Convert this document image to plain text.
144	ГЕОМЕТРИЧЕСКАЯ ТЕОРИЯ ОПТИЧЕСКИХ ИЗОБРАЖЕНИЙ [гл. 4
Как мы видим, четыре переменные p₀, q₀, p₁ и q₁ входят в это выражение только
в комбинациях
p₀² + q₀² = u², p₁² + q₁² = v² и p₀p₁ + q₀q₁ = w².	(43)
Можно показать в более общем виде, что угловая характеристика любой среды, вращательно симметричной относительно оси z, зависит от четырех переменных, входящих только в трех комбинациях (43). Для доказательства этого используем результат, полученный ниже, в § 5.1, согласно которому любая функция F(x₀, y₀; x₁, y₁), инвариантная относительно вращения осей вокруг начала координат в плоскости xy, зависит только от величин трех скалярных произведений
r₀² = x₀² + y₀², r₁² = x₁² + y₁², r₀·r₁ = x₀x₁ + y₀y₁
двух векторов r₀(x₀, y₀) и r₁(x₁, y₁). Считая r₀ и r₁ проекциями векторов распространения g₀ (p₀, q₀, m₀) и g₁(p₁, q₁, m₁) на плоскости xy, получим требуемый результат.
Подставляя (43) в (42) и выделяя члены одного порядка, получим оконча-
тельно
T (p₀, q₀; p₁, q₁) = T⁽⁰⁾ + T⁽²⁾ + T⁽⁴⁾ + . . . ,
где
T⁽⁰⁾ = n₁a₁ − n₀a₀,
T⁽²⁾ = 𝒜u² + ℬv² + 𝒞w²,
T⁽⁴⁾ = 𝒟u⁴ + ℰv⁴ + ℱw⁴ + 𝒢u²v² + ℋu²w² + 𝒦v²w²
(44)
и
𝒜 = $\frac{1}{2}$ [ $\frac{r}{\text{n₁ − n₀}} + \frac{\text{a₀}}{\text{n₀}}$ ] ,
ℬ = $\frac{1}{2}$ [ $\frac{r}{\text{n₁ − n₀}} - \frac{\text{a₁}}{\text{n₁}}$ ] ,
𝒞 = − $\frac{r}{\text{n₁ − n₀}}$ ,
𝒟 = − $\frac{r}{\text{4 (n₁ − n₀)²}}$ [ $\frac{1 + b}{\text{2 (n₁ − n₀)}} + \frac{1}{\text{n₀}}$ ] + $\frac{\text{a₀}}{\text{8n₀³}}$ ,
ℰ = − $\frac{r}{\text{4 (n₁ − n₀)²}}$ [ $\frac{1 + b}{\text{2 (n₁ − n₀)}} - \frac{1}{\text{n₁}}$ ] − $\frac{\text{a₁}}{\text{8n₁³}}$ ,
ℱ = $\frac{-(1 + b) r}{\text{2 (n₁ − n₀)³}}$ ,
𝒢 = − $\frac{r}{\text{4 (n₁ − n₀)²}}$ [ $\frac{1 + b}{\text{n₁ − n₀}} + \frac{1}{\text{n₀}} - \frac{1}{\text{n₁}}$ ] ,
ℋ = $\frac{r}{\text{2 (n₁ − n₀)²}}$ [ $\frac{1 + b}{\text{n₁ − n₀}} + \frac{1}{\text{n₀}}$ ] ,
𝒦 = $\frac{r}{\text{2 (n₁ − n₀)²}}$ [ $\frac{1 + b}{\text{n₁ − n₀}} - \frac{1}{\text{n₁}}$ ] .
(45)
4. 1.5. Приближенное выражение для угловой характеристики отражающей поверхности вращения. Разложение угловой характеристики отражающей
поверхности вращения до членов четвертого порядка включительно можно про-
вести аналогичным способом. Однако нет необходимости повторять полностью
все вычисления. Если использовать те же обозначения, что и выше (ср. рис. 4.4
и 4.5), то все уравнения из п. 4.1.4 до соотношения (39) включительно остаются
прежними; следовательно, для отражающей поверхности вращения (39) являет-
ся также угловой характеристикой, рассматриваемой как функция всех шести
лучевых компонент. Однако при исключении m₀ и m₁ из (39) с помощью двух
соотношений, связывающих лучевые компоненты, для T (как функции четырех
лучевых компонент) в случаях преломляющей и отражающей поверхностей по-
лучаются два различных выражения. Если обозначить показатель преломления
•••
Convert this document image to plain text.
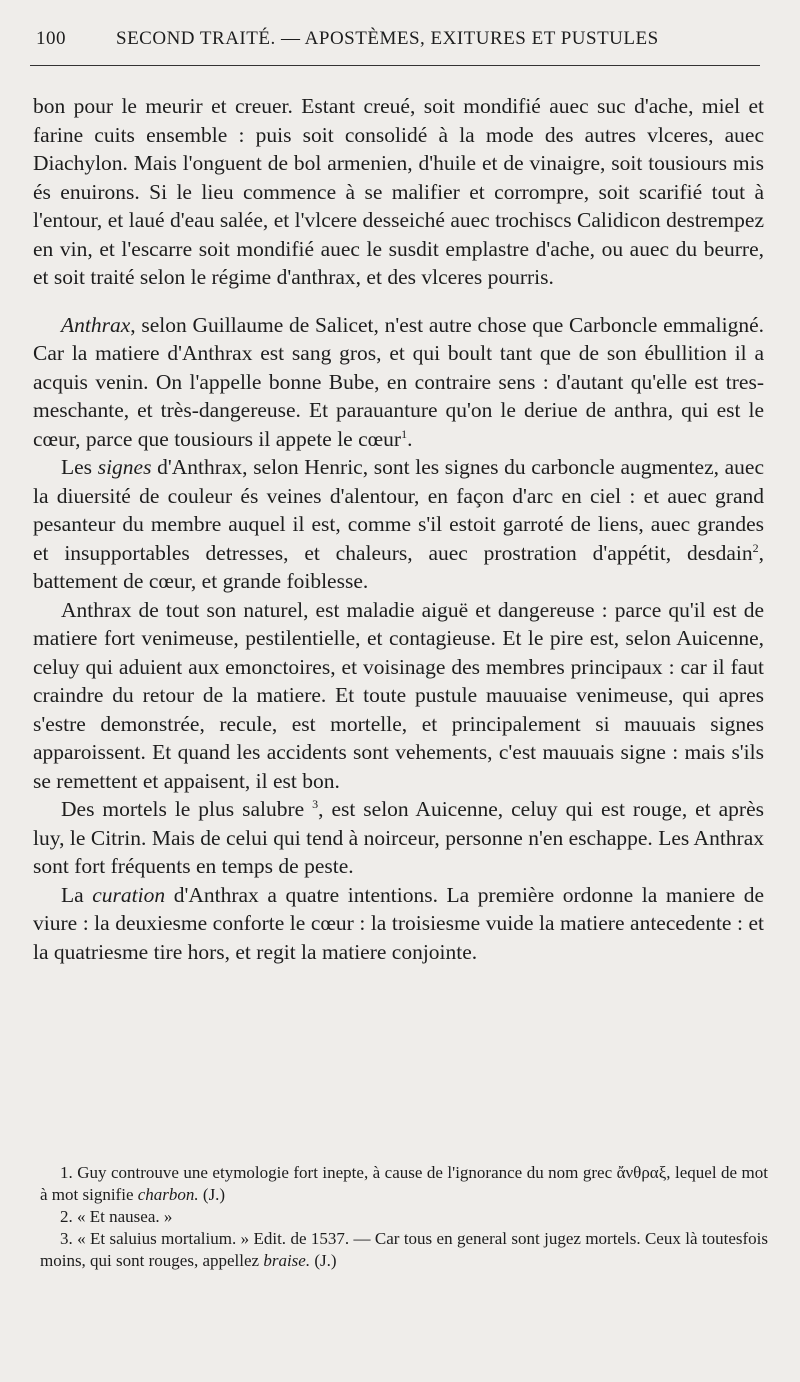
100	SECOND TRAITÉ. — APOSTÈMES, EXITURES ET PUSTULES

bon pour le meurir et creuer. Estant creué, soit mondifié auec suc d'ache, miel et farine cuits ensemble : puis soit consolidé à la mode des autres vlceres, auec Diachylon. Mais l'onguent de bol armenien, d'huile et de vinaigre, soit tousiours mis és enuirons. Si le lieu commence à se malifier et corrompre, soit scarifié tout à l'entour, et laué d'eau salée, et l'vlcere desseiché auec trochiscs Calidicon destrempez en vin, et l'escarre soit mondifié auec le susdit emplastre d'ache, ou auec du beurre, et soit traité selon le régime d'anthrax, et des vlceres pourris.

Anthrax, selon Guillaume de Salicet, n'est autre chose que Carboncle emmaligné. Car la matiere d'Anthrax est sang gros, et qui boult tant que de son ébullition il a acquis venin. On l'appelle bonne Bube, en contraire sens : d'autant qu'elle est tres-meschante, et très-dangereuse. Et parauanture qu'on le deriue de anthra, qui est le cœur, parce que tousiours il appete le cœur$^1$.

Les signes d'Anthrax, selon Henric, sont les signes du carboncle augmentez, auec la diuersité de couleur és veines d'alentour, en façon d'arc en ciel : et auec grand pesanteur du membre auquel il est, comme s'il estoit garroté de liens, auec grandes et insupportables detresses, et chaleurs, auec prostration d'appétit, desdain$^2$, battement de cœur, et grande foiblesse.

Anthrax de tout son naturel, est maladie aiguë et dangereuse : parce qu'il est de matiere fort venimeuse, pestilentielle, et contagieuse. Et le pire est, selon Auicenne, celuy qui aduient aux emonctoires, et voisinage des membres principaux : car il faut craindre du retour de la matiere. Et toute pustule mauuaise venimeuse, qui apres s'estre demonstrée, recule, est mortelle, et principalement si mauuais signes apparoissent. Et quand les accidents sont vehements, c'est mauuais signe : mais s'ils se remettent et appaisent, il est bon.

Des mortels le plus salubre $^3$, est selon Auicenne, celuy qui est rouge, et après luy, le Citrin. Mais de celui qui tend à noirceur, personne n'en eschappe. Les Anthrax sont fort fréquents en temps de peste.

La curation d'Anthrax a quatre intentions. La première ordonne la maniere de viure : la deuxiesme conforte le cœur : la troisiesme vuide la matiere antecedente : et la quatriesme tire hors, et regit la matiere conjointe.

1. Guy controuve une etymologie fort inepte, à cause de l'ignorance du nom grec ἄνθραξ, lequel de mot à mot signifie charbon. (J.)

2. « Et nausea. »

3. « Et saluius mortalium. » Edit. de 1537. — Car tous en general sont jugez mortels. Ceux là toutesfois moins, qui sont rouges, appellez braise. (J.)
•••
• Your goal: Scan the material above and determine how many lines include the word "отражающей"; report only the number.

• Worked solution: 3